▸ WORK ORDER
If "Porphyromonadaceae" shows up in a line of the material, return that line.

▸ GIVEN INFORMATION
+ + + +

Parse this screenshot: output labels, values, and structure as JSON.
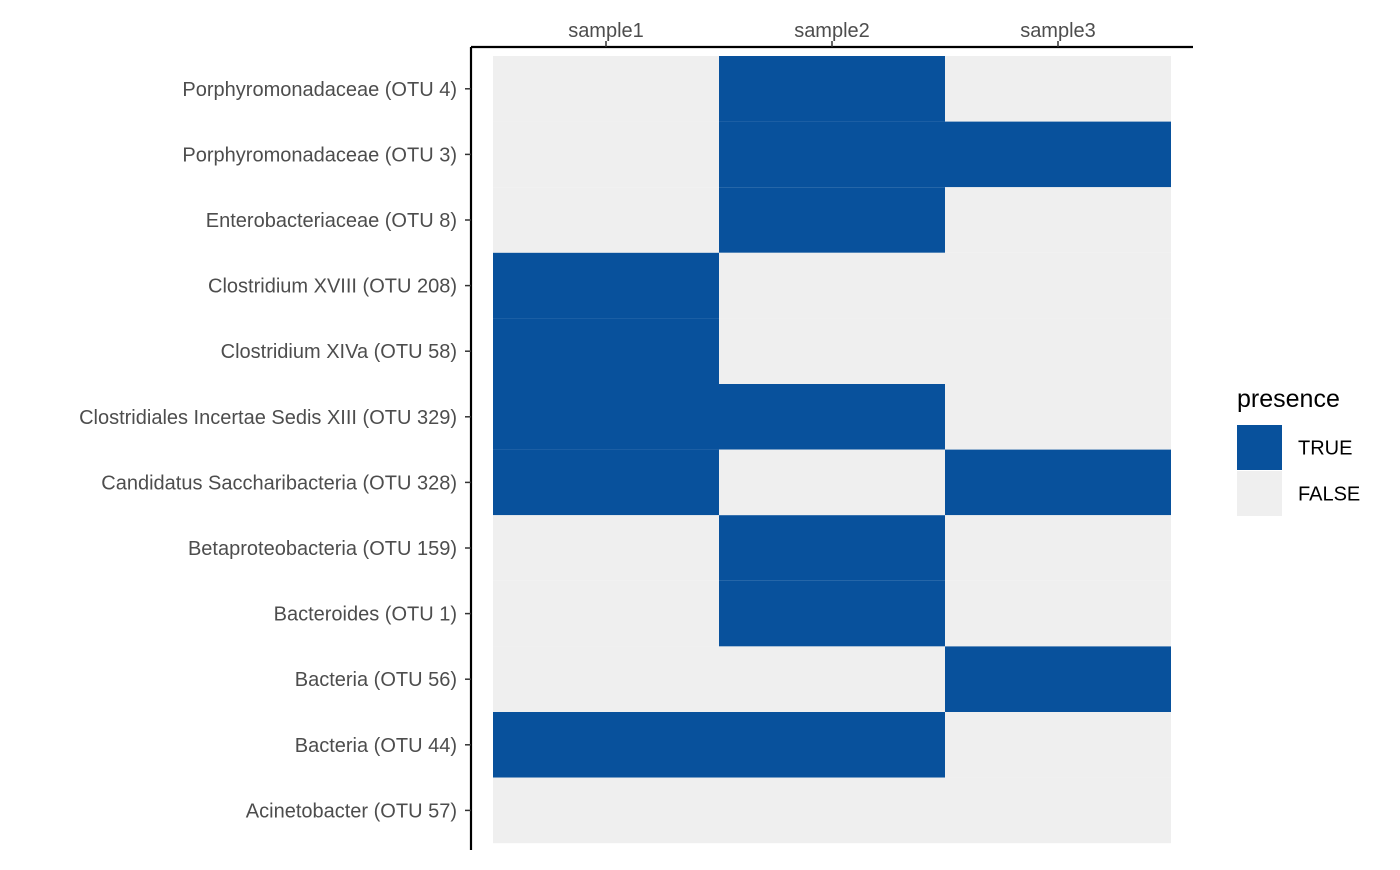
{
  "chart_data": {
    "type": "heatmap",
    "x_categories": [
      "sample1",
      "sample2",
      "sample3"
    ],
    "y_categories": [
      "Porphyromonadaceae (OTU 4)",
      "Porphyromonadaceae (OTU 3)",
      "Enterobacteriaceae (OTU 8)",
      "Clostridium XVIII (OTU 208)",
      "Clostridium XIVa (OTU 58)",
      "Clostridiales Incertae Sedis XIII (OTU 329)",
      "Candidatus Saccharibacteria (OTU 328)",
      "Betaproteobacteria (OTU 159)",
      "Bacteroides (OTU 1)",
      "Bacteria (OTU 56)",
      "Bacteria (OTU 44)",
      "Acinetobacter (OTU 57)"
    ],
    "values": [
      [
        false,
        true,
        false
      ],
      [
        false,
        true,
        true
      ],
      [
        false,
        true,
        false
      ],
      [
        true,
        false,
        false
      ],
      [
        true,
        false,
        false
      ],
      [
        true,
        true,
        false
      ],
      [
        true,
        false,
        true
      ],
      [
        false,
        true,
        false
      ],
      [
        false,
        true,
        false
      ],
      [
        false,
        false,
        true
      ],
      [
        true,
        true,
        false
      ],
      [
        false,
        false,
        false
      ]
    ],
    "x_axis_position": "top",
    "legend": {
      "title": "presence",
      "placement": "right",
      "entries": [
        {
          "label": "TRUE",
          "value": true,
          "color": "#08519c"
        },
        {
          "label": "FALSE",
          "value": false,
          "color": "#efefef"
        }
      ]
    },
    "colors": {
      "true": "#08519c",
      "false": "#efefef",
      "axis_line": "#000000",
      "tick_label": "#4d4d4d"
    },
    "grid": false
  }
}
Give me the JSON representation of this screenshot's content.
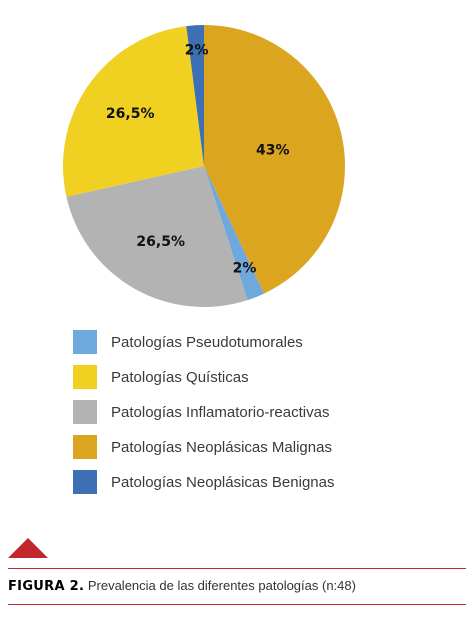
{
  "chart_data": {
    "type": "pie",
    "slices": [
      {
        "name": "Patologías Neoplásicas Malignas",
        "value": 43,
        "label": "43%",
        "color": "#dba520"
      },
      {
        "name": "Patologías Pseudotumorales",
        "value": 2,
        "label": "2%",
        "color": "#6fa8dc"
      },
      {
        "name": "Patologías Inflamatorio-reactivas",
        "value": 26.5,
        "label": "26,5%",
        "color": "#b3b3b3"
      },
      {
        "name": "Patologías Quísticas",
        "value": 26.5,
        "label": "26,5%",
        "color": "#f0d021"
      },
      {
        "name": "Patologías Neoplásicas Benignas",
        "value": 2,
        "label": "2%",
        "color": "#3c6fb4"
      }
    ],
    "legend": [
      {
        "name": "Patologías Pseudotumorales",
        "color": "#6fa8dc"
      },
      {
        "name": "Patologías Quísticas",
        "color": "#f0d021"
      },
      {
        "name": "Patologías Inflamatorio-reactivas",
        "color": "#b3b3b3"
      },
      {
        "name": "Patologías Neoplásicas Malignas",
        "color": "#dba520"
      },
      {
        "name": "Patologías Neoplásicas Benignas",
        "color": "#3c6fb4"
      }
    ],
    "legend_placement": "bottom"
  },
  "caption": {
    "label": "FIGURA 2.",
    "text": " Prevalencia de las diferentes patologías (n:48)"
  },
  "accent_color": "#c3262c"
}
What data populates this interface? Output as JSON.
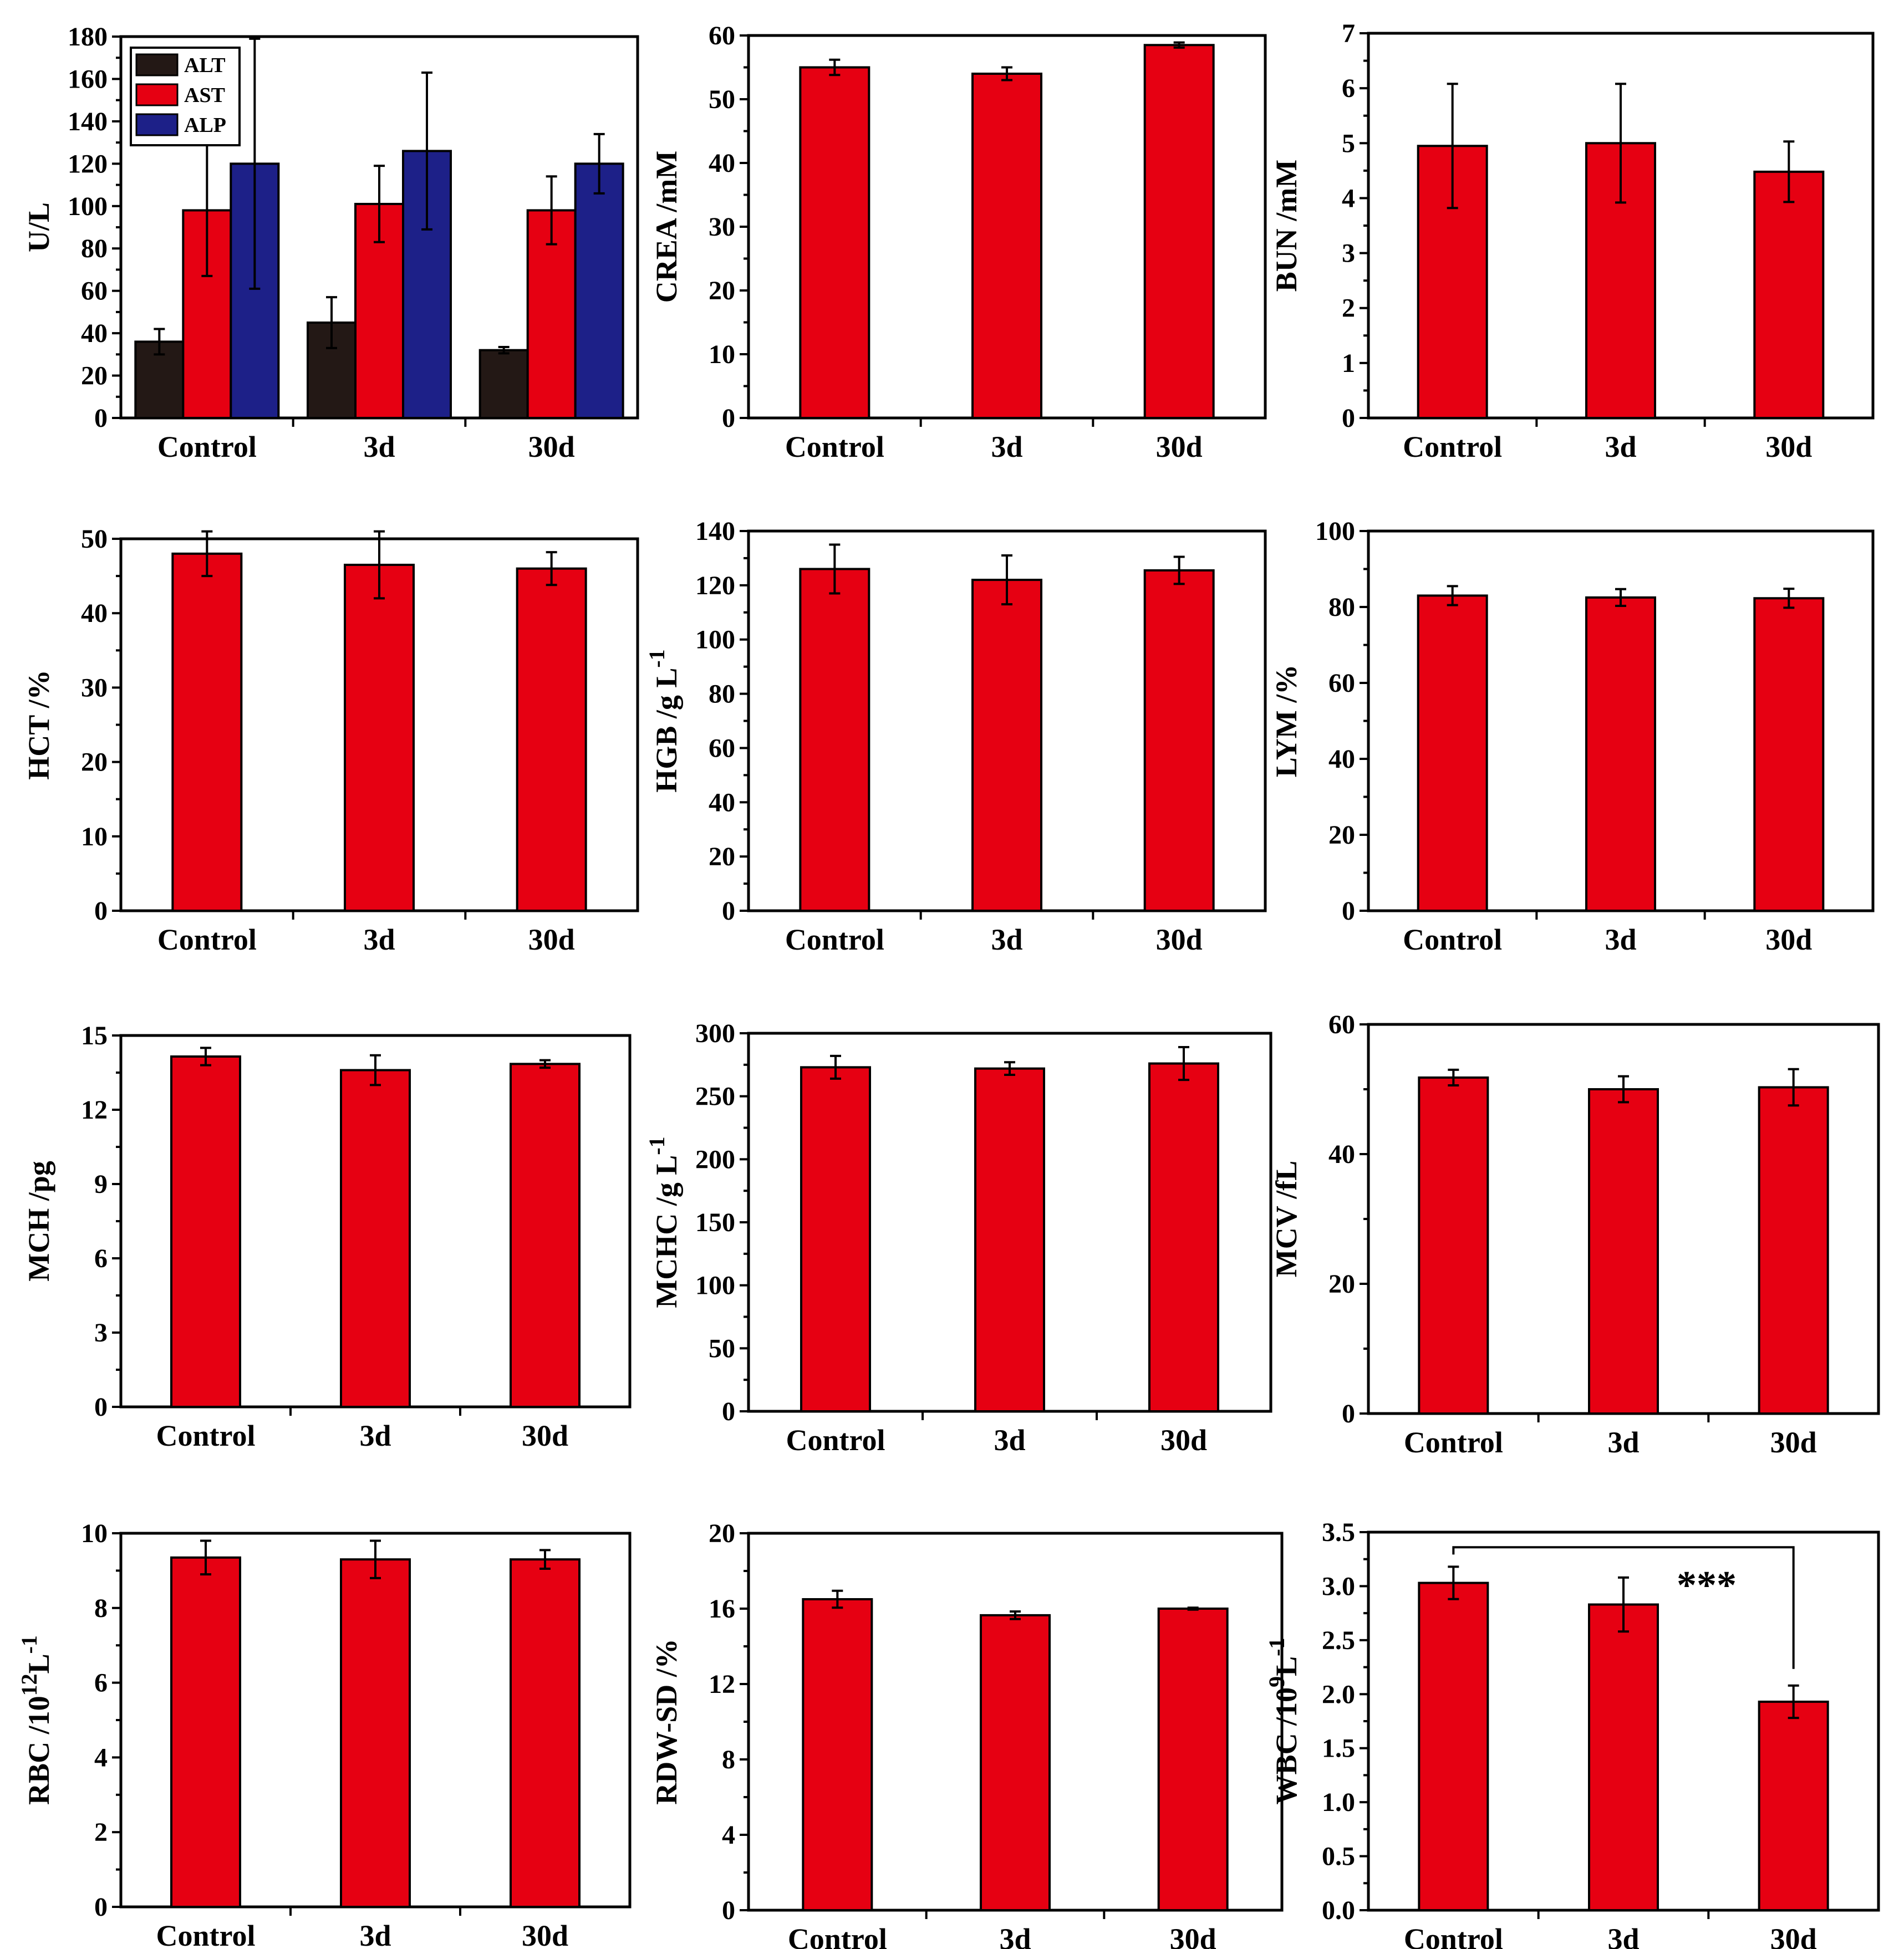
{
  "figure": {
    "colors": {
      "ALT": "#231815",
      "AST": "#e60012",
      "ALP": "#1d2088",
      "single": "#e60012",
      "axis": "#000000"
    }
  },
  "chart_data": [
    {
      "id": "liver-enzymes",
      "type": "bar",
      "ylabel": "U/L",
      "ylim": [
        0,
        180
      ],
      "yticks": [
        "0",
        "20",
        "40",
        "60",
        "80",
        "100",
        "120",
        "140",
        "160",
        "180"
      ],
      "categories": [
        "Control",
        "3d",
        "30d"
      ],
      "series": [
        {
          "name": "ALT",
          "values": [
            36,
            45,
            32
          ],
          "errors": [
            6,
            12,
            1.5
          ]
        },
        {
          "name": "AST",
          "values": [
            98,
            101,
            98
          ],
          "errors": [
            31,
            18,
            16
          ]
        },
        {
          "name": "ALP",
          "values": [
            120,
            126,
            120
          ],
          "errors": [
            59,
            37,
            14
          ]
        }
      ],
      "legend": "top-left"
    },
    {
      "id": "crea",
      "type": "bar",
      "ylabel": "CREA /mM",
      "ylim": [
        0,
        60
      ],
      "yticks": [
        "0",
        "10",
        "20",
        "30",
        "40",
        "50",
        "60"
      ],
      "categories": [
        "Control",
        "3d",
        "30d"
      ],
      "series": [
        {
          "name": "CREA",
          "values": [
            55,
            54,
            58.5
          ],
          "errors": [
            1.2,
            1.0,
            0.4
          ]
        }
      ]
    },
    {
      "id": "bun",
      "type": "bar",
      "ylabel": "BUN /mM",
      "ylim": [
        0,
        7
      ],
      "yticks": [
        "0",
        "1",
        "2",
        "3",
        "4",
        "5",
        "6",
        "7"
      ],
      "categories": [
        "Control",
        "3d",
        "30d"
      ],
      "series": [
        {
          "name": "BUN",
          "values": [
            4.95,
            5.0,
            4.48
          ],
          "errors": [
            1.13,
            1.08,
            0.55
          ]
        }
      ]
    },
    {
      "id": "hct",
      "type": "bar",
      "ylabel": "HCT /%",
      "ylim": [
        0,
        50
      ],
      "yticks": [
        "0",
        "10",
        "20",
        "30",
        "40",
        "50"
      ],
      "categories": [
        "Control",
        "3d",
        "30d"
      ],
      "series": [
        {
          "name": "HCT",
          "values": [
            48,
            46.5,
            46
          ],
          "errors": [
            3,
            4.5,
            2.2
          ]
        }
      ]
    },
    {
      "id": "hgb",
      "type": "bar",
      "ylabel": "HGB /g L",
      "ylabel_sup": "-1",
      "ylim": [
        0,
        140
      ],
      "yticks": [
        "0",
        "20",
        "40",
        "60",
        "80",
        "100",
        "120",
        "140"
      ],
      "categories": [
        "Control",
        "3d",
        "30d"
      ],
      "series": [
        {
          "name": "HGB",
          "values": [
            126,
            122,
            125.5
          ],
          "errors": [
            9,
            9,
            5
          ]
        }
      ]
    },
    {
      "id": "lym",
      "type": "bar",
      "ylabel": "LYM /%",
      "ylim": [
        0,
        100
      ],
      "yticks": [
        "0",
        "20",
        "40",
        "60",
        "80",
        "100"
      ],
      "categories": [
        "Control",
        "3d",
        "30d"
      ],
      "series": [
        {
          "name": "LYM",
          "values": [
            83,
            82.5,
            82.3
          ],
          "errors": [
            2.5,
            2.2,
            2.5
          ]
        }
      ]
    },
    {
      "id": "mch",
      "type": "bar",
      "ylabel": "MCH /pg",
      "ylim": [
        0,
        15
      ],
      "yticks": [
        "0",
        "3",
        "6",
        "9",
        "12",
        "15"
      ],
      "categories": [
        "Control",
        "3d",
        "30d"
      ],
      "series": [
        {
          "name": "MCH",
          "values": [
            14.15,
            13.6,
            13.85
          ],
          "errors": [
            0.35,
            0.6,
            0.15
          ]
        }
      ]
    },
    {
      "id": "mchc",
      "type": "bar",
      "ylabel": "MCHC /g L",
      "ylabel_sup": "-1",
      "ylim": [
        0,
        300
      ],
      "yticks": [
        "0",
        "50",
        "100",
        "150",
        "200",
        "250",
        "300"
      ],
      "categories": [
        "Control",
        "3d",
        "30d"
      ],
      "series": [
        {
          "name": "MCHC",
          "values": [
            273,
            272,
            276
          ],
          "errors": [
            9,
            5,
            13
          ]
        }
      ]
    },
    {
      "id": "mcv",
      "type": "bar",
      "ylabel": "MCV /fL",
      "ylim": [
        0,
        60
      ],
      "yticks": [
        "0",
        "20",
        "40",
        "60"
      ],
      "categories": [
        "Control",
        "3d",
        "30d"
      ],
      "series": [
        {
          "name": "MCV",
          "values": [
            51.8,
            50,
            50.3
          ],
          "errors": [
            1.2,
            2,
            2.8
          ]
        }
      ]
    },
    {
      "id": "rbc",
      "type": "bar",
      "ylabel": "RBC /10",
      "ylabel_sup": "12",
      "ylabel_tail": "L",
      "ylabel_tail_sup": "-1",
      "ylim": [
        0,
        10
      ],
      "yticks": [
        "0",
        "2",
        "4",
        "6",
        "8",
        "10"
      ],
      "categories": [
        "Control",
        "3d",
        "30d"
      ],
      "series": [
        {
          "name": "RBC",
          "values": [
            9.35,
            9.3,
            9.3
          ],
          "errors": [
            0.45,
            0.5,
            0.25
          ]
        }
      ]
    },
    {
      "id": "rdw",
      "type": "bar",
      "ylabel": "RDW-SD /%",
      "ylim": [
        0,
        20
      ],
      "yticks": [
        "0",
        "4",
        "8",
        "12",
        "16",
        "20"
      ],
      "categories": [
        "Control",
        "3d",
        "30d"
      ],
      "series": [
        {
          "name": "RDW-SD",
          "values": [
            16.5,
            15.65,
            16
          ],
          "errors": [
            0.45,
            0.2,
            0.05
          ]
        }
      ]
    },
    {
      "id": "wbc",
      "type": "bar",
      "ylabel": "WBC /10",
      "ylabel_sup": "9",
      "ylabel_tail": "L",
      "ylabel_tail_sup": "-1",
      "ylim": [
        0,
        3.5
      ],
      "yticks": [
        "0.0",
        "0.5",
        "1.0",
        "1.5",
        "2.0",
        "2.5",
        "3.0",
        "3.5"
      ],
      "categories": [
        "Control",
        "3d",
        "30d"
      ],
      "series": [
        {
          "name": "WBC",
          "values": [
            3.03,
            2.83,
            1.93
          ],
          "errors": [
            0.15,
            0.25,
            0.15
          ]
        }
      ],
      "annotation": {
        "text": "***",
        "from": "Control",
        "to": "30d"
      }
    }
  ]
}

+ + + +

▸ WRITTEN SOLUTION
      "Porphyromonadaceae (OTU 4)",
      "Porphyromonadaceae (OTU 3)",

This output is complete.